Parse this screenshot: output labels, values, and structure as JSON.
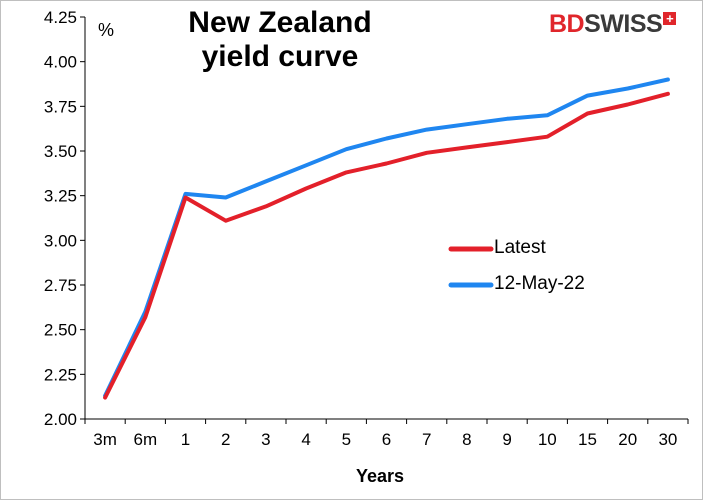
{
  "logo": {
    "text_bd": "BD",
    "text_swiss": "SWISS",
    "plus": "+"
  },
  "chart_data": {
    "type": "line",
    "title_line1": "New Zealand",
    "title_line2": "yield curve",
    "ylabel": "%",
    "xlabel": "Years",
    "categories": [
      "3m",
      "6m",
      "1",
      "2",
      "3",
      "4",
      "5",
      "6",
      "7",
      "8",
      "9",
      "10",
      "15",
      "20",
      "30"
    ],
    "ylim": [
      2.0,
      4.25
    ],
    "yticks": [
      "2.00",
      "2.25",
      "2.50",
      "2.75",
      "3.00",
      "3.25",
      "3.50",
      "3.75",
      "4.00",
      "4.25"
    ],
    "grid": false,
    "legend_position": "center-right",
    "series": [
      {
        "name": "Latest",
        "color": "#e3202a",
        "values": [
          2.12,
          2.57,
          3.24,
          3.11,
          3.19,
          3.29,
          3.38,
          3.43,
          3.49,
          3.52,
          3.55,
          3.58,
          3.71,
          3.76,
          3.82
        ]
      },
      {
        "name": "12-May-22",
        "color": "#1f86f0",
        "values": [
          2.13,
          2.6,
          3.26,
          3.24,
          3.33,
          3.42,
          3.51,
          3.57,
          3.62,
          3.65,
          3.68,
          3.7,
          3.81,
          3.85,
          3.9
        ]
      }
    ]
  }
}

Task requirements:
All entries are to be retyped exactly. Omit any embedded images.

The reply:
Parse this screenshot: output labels, values, and structure as JSON.
{
  "logo": {
    "text_bd": "BD",
    "text_swiss": "SWISS",
    "plus": "+"
  },
  "chart_data": {
    "type": "line",
    "title_line1": "New Zealand",
    "title_line2": "yield curve",
    "ylabel": "%",
    "xlabel": "Years",
    "categories": [
      "3m",
      "6m",
      "1",
      "2",
      "3",
      "4",
      "5",
      "6",
      "7",
      "8",
      "9",
      "10",
      "15",
      "20",
      "30"
    ],
    "ylim": [
      2.0,
      4.25
    ],
    "yticks": [
      "2.00",
      "2.25",
      "2.50",
      "2.75",
      "3.00",
      "3.25",
      "3.50",
      "3.75",
      "4.00",
      "4.25"
    ],
    "grid": false,
    "legend_position": "center-right",
    "series": [
      {
        "name": "Latest",
        "color": "#e3202a",
        "values": [
          2.12,
          2.57,
          3.24,
          3.11,
          3.19,
          3.29,
          3.38,
          3.43,
          3.49,
          3.52,
          3.55,
          3.58,
          3.71,
          3.76,
          3.82
        ]
      },
      {
        "name": "12-May-22",
        "color": "#1f86f0",
        "values": [
          2.13,
          2.6,
          3.26,
          3.24,
          3.33,
          3.42,
          3.51,
          3.57,
          3.62,
          3.65,
          3.68,
          3.7,
          3.81,
          3.85,
          3.9
        ]
      }
    ]
  }
}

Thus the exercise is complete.